#### [What is asked]
Give only the number of lines that include the string "degradation".

#### [Given records]

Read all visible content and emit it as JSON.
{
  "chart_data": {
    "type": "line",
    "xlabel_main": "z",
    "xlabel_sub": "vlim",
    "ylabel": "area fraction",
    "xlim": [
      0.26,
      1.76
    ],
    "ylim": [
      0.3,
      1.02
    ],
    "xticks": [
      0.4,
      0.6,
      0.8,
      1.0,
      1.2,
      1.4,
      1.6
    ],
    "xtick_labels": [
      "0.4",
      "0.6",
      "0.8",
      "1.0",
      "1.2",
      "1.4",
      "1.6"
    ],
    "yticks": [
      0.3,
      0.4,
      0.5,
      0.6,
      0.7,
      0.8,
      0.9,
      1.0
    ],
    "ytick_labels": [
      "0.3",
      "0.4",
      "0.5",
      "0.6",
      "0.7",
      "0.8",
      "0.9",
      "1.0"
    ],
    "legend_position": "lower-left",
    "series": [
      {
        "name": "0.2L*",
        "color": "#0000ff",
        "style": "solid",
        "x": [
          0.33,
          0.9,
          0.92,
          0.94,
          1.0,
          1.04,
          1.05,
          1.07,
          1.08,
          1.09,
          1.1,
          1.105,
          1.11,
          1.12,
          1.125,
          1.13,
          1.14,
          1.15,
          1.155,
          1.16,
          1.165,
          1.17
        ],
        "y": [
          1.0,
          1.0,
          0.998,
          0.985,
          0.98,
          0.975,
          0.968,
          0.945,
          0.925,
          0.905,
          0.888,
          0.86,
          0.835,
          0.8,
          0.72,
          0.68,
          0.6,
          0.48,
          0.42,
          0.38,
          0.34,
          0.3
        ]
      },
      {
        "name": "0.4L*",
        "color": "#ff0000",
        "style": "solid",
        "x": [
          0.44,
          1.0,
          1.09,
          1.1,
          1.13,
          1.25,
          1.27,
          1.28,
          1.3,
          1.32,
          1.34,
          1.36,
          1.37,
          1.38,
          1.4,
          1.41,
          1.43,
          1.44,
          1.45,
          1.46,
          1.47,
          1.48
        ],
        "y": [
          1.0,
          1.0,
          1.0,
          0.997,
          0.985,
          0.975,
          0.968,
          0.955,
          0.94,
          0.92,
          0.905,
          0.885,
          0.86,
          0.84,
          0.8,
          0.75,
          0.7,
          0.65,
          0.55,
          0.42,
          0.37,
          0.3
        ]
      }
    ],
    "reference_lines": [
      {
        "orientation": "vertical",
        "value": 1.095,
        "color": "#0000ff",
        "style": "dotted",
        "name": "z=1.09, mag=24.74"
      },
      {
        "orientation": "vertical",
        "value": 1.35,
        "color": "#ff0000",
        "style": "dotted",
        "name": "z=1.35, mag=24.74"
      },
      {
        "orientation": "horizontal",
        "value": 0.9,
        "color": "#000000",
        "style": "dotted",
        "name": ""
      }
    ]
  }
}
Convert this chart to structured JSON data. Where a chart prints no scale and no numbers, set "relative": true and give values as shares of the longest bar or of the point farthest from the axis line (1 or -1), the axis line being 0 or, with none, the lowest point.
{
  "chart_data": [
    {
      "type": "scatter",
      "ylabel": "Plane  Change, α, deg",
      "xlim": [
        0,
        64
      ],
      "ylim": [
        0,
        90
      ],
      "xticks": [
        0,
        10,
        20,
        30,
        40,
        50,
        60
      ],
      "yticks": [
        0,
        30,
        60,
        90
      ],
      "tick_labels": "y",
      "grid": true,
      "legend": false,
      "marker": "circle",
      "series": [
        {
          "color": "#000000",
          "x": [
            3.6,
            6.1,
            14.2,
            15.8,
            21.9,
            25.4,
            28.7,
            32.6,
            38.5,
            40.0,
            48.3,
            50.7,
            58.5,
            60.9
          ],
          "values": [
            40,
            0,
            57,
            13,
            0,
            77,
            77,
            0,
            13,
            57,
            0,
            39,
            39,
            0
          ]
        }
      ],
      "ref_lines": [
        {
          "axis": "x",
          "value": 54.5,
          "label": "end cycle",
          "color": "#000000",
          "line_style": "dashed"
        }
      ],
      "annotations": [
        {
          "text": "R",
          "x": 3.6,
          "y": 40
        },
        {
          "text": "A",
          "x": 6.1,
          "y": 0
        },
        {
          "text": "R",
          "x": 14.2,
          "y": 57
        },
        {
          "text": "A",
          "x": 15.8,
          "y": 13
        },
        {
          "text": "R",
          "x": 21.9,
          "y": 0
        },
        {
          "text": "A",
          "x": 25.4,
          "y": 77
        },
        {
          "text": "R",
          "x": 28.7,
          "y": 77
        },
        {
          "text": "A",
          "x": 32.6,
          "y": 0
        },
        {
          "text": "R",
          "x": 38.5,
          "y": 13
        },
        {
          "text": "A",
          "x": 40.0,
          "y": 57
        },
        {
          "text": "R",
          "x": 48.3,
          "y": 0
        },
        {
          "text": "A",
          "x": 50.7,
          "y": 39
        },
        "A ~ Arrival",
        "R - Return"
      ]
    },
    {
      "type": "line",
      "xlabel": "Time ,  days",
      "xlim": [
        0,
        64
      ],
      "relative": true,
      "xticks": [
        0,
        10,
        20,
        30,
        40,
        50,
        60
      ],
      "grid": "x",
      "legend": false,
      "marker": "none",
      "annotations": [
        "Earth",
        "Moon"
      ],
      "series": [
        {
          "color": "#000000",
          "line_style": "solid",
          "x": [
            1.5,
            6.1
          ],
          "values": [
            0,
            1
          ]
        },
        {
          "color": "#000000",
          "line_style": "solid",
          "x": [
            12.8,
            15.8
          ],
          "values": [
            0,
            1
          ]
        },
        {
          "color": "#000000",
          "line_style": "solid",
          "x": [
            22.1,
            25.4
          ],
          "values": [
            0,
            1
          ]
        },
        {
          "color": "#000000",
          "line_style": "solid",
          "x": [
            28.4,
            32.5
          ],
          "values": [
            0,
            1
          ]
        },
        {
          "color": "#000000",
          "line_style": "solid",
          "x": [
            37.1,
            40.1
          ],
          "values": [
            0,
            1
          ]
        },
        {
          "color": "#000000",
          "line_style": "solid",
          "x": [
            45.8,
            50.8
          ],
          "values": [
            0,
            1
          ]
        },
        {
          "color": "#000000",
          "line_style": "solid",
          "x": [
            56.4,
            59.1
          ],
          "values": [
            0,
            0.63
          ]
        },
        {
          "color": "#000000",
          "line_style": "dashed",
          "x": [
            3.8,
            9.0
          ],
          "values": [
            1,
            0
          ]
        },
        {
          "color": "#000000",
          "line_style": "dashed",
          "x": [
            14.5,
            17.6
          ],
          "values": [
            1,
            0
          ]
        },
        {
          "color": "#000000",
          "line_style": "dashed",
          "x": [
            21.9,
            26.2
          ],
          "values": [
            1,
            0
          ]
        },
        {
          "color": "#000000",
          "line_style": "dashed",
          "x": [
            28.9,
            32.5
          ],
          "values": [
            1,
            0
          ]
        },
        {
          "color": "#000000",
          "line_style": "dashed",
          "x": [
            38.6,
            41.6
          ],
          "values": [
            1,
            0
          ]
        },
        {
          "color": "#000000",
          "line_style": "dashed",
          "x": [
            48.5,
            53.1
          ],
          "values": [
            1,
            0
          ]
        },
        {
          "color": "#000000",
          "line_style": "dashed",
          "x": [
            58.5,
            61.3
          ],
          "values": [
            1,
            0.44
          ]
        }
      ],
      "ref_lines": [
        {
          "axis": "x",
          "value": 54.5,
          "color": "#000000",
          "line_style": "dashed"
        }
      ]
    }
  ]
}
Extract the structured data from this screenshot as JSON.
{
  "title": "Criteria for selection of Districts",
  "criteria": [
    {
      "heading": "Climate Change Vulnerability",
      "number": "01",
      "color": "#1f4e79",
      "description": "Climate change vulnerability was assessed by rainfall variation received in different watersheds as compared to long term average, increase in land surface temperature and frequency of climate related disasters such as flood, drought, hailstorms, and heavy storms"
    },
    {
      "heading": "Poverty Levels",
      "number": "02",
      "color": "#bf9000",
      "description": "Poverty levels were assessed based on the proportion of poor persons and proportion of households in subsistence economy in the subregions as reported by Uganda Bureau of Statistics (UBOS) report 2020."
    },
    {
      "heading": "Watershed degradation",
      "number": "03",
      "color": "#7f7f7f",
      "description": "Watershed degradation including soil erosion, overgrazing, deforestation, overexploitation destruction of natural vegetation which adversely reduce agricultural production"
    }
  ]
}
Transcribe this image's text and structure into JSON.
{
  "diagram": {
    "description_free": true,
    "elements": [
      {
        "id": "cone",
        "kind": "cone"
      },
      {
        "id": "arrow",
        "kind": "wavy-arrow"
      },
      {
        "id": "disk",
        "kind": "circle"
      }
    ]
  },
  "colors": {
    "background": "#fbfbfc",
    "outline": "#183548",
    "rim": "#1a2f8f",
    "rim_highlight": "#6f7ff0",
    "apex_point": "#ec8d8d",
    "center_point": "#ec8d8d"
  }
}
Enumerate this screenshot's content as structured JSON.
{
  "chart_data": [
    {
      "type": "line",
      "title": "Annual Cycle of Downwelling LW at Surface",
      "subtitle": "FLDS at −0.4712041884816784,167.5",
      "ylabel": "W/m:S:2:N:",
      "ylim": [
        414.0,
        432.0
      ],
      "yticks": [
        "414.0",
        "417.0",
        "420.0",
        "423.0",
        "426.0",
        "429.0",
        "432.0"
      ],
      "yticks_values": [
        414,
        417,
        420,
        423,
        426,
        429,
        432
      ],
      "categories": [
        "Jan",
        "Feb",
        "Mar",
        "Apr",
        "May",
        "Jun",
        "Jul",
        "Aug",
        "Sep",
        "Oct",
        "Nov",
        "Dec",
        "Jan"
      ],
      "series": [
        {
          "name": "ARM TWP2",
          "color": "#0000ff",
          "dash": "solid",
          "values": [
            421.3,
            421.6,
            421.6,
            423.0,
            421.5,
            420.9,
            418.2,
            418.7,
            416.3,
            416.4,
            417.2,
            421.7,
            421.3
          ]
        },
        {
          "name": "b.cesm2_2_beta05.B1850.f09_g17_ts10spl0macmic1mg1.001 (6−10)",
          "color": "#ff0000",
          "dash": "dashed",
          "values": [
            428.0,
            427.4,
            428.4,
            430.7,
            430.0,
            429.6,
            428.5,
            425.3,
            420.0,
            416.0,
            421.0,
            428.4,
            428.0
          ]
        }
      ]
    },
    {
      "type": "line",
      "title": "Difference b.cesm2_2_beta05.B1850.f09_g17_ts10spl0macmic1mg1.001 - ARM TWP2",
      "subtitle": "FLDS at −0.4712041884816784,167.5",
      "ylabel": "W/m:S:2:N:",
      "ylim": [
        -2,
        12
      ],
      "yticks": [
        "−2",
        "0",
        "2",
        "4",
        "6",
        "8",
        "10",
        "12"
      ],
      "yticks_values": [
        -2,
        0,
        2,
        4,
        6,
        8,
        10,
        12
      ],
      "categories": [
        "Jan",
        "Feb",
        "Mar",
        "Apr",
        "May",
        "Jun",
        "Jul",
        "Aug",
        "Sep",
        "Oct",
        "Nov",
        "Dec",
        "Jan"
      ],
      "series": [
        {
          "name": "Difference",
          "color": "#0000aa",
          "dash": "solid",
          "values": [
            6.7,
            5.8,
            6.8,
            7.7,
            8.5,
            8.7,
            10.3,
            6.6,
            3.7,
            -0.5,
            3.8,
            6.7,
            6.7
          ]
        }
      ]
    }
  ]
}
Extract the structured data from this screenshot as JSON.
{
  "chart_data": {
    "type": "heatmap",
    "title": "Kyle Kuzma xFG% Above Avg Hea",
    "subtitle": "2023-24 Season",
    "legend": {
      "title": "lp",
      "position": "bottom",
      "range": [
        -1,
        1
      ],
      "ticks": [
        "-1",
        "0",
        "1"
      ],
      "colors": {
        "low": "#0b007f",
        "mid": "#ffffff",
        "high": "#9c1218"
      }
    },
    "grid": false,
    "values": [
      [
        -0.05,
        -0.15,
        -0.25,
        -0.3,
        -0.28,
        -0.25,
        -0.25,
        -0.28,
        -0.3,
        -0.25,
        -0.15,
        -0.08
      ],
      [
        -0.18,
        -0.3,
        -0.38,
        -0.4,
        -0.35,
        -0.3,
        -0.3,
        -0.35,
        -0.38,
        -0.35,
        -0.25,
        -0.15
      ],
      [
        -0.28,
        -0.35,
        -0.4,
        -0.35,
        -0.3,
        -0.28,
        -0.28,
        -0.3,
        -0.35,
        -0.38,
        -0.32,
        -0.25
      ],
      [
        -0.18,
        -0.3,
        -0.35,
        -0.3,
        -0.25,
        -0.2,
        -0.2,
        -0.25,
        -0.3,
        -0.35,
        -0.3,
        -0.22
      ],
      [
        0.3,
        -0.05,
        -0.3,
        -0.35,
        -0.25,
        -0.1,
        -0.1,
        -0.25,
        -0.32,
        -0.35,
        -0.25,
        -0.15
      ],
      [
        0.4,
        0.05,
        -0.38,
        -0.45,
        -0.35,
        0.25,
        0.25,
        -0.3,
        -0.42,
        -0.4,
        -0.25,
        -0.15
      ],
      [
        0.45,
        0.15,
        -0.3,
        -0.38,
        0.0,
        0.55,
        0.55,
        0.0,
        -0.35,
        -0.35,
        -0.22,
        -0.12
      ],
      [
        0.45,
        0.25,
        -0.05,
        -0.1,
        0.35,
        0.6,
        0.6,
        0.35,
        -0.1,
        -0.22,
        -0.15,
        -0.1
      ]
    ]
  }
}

#### [The result]
2